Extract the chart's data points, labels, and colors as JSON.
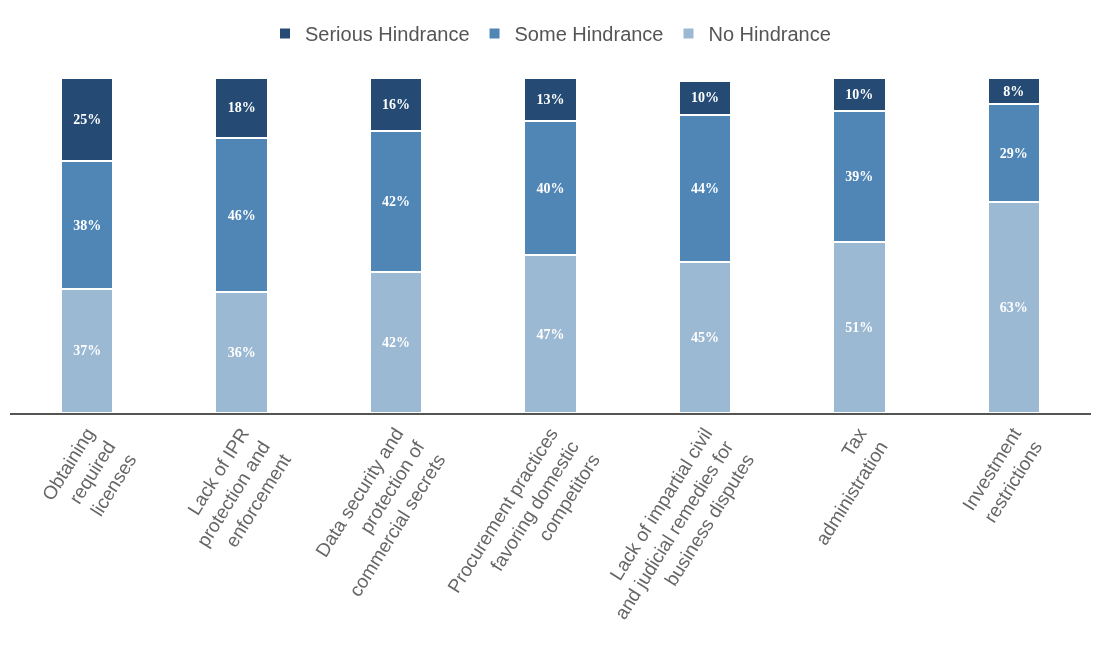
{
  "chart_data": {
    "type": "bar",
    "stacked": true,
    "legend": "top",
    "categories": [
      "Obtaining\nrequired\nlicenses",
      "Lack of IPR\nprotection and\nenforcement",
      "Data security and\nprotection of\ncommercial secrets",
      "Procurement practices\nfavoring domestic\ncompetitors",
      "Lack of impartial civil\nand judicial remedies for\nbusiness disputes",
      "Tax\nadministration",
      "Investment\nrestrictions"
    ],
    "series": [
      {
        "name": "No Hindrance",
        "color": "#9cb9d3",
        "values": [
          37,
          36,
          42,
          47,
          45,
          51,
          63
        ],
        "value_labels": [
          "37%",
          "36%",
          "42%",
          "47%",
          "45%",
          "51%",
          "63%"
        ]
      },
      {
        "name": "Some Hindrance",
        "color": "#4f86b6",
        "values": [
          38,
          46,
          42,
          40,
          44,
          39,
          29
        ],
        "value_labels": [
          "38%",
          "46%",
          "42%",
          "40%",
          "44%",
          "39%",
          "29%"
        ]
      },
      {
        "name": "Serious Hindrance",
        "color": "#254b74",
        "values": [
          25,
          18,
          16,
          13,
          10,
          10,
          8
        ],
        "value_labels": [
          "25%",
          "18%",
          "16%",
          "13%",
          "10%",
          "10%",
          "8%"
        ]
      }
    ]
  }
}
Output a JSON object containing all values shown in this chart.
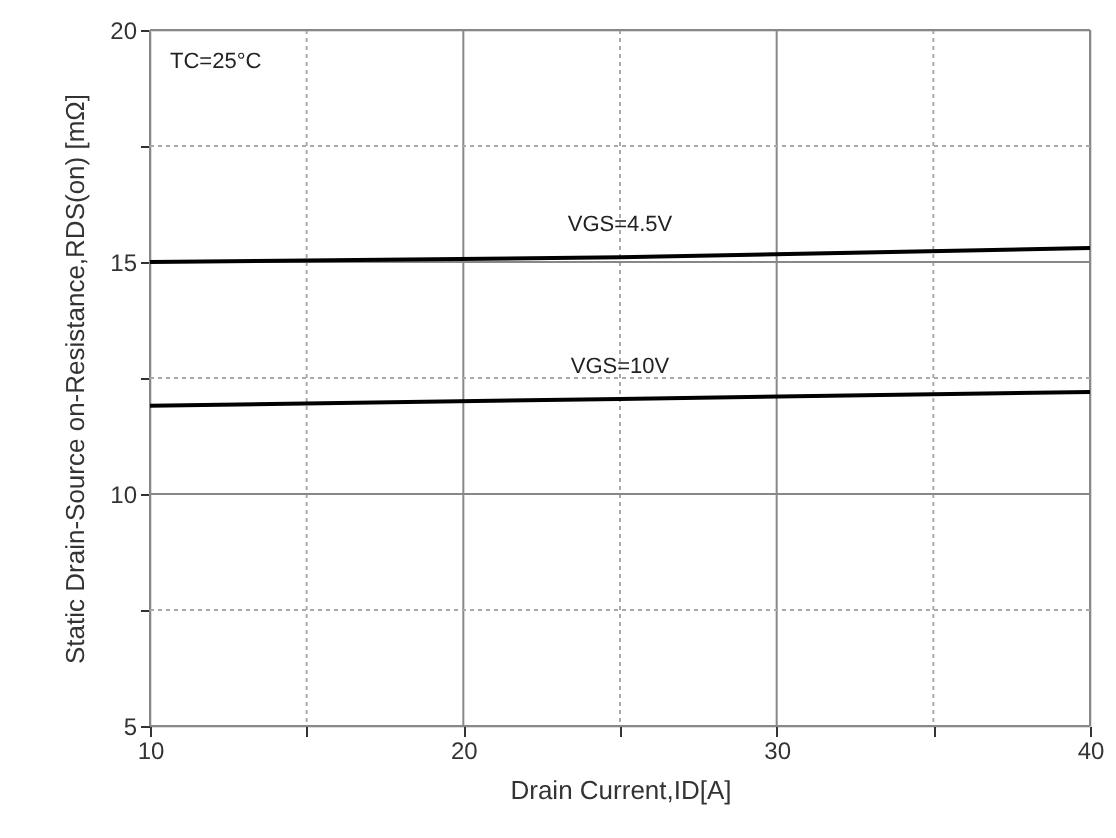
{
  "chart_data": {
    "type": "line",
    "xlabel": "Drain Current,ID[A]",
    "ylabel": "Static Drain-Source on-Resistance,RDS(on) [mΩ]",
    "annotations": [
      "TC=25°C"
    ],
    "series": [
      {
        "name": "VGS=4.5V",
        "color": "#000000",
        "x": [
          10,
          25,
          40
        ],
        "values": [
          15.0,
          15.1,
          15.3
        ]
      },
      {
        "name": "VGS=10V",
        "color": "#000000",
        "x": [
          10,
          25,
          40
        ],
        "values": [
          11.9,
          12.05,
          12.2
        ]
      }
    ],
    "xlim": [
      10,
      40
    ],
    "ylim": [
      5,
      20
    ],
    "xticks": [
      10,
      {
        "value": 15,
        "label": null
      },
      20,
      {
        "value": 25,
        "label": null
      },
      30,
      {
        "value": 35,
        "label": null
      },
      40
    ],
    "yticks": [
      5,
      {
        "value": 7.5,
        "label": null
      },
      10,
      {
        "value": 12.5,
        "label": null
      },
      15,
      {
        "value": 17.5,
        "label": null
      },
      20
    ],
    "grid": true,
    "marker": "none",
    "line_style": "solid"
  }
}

—————

#### Exercise prompt:
Leave out the pictures and transcribe everything else exactly.

#### Full output:
Extract the chart's data points, labels, and colors as JSON.
{
  "chart_data": {
    "type": "bar",
    "stacked": true,
    "legend": "top",
    "categories": [
      "Obtaining\nrequired\nlicenses",
      "Lack of IPR\nprotection and\nenforcement",
      "Data security and\nprotection of\ncommercial secrets",
      "Procurement practices\nfavoring domestic\ncompetitors",
      "Lack of impartial civil\nand judicial remedies for\nbusiness disputes",
      "Tax\nadministration",
      "Investment\nrestrictions"
    ],
    "series": [
      {
        "name": "No Hindrance",
        "color": "#9cb9d3",
        "values": [
          37,
          36,
          42,
          47,
          45,
          51,
          63
        ],
        "value_labels": [
          "37%",
          "36%",
          "42%",
          "47%",
          "45%",
          "51%",
          "63%"
        ]
      },
      {
        "name": "Some Hindrance",
        "color": "#4f86b6",
        "values": [
          38,
          46,
          42,
          40,
          44,
          39,
          29
        ],
        "value_labels": [
          "38%",
          "46%",
          "42%",
          "40%",
          "44%",
          "39%",
          "29%"
        ]
      },
      {
        "name": "Serious Hindrance",
        "color": "#254b74",
        "values": [
          25,
          18,
          16,
          13,
          10,
          10,
          8
        ],
        "value_labels": [
          "25%",
          "18%",
          "16%",
          "13%",
          "10%",
          "10%",
          "8%"
        ]
      }
    ]
  }
}
Output a JSON object containing all values shown in this chart.
{
  "chart_data": {
    "type": "line",
    "xlabel": "Drain Current,ID[A]",
    "ylabel": "Static Drain-Source on-Resistance,RDS(on) [mΩ]",
    "annotations": [
      "TC=25°C"
    ],
    "series": [
      {
        "name": "VGS=4.5V",
        "color": "#000000",
        "x": [
          10,
          25,
          40
        ],
        "values": [
          15.0,
          15.1,
          15.3
        ]
      },
      {
        "name": "VGS=10V",
        "color": "#000000",
        "x": [
          10,
          25,
          40
        ],
        "values": [
          11.9,
          12.05,
          12.2
        ]
      }
    ],
    "xlim": [
      10,
      40
    ],
    "ylim": [
      5,
      20
    ],
    "xticks": [
      10,
      {
        "value": 15,
        "label": null
      },
      20,
      {
        "value": 25,
        "label": null
      },
      30,
      {
        "value": 35,
        "label": null
      },
      40
    ],
    "yticks": [
      5,
      {
        "value": 7.5,
        "label": null
      },
      10,
      {
        "value": 12.5,
        "label": null
      },
      15,
      {
        "value": 17.5,
        "label": null
      },
      20
    ],
    "grid": true,
    "marker": "none",
    "line_style": "solid"
  }
}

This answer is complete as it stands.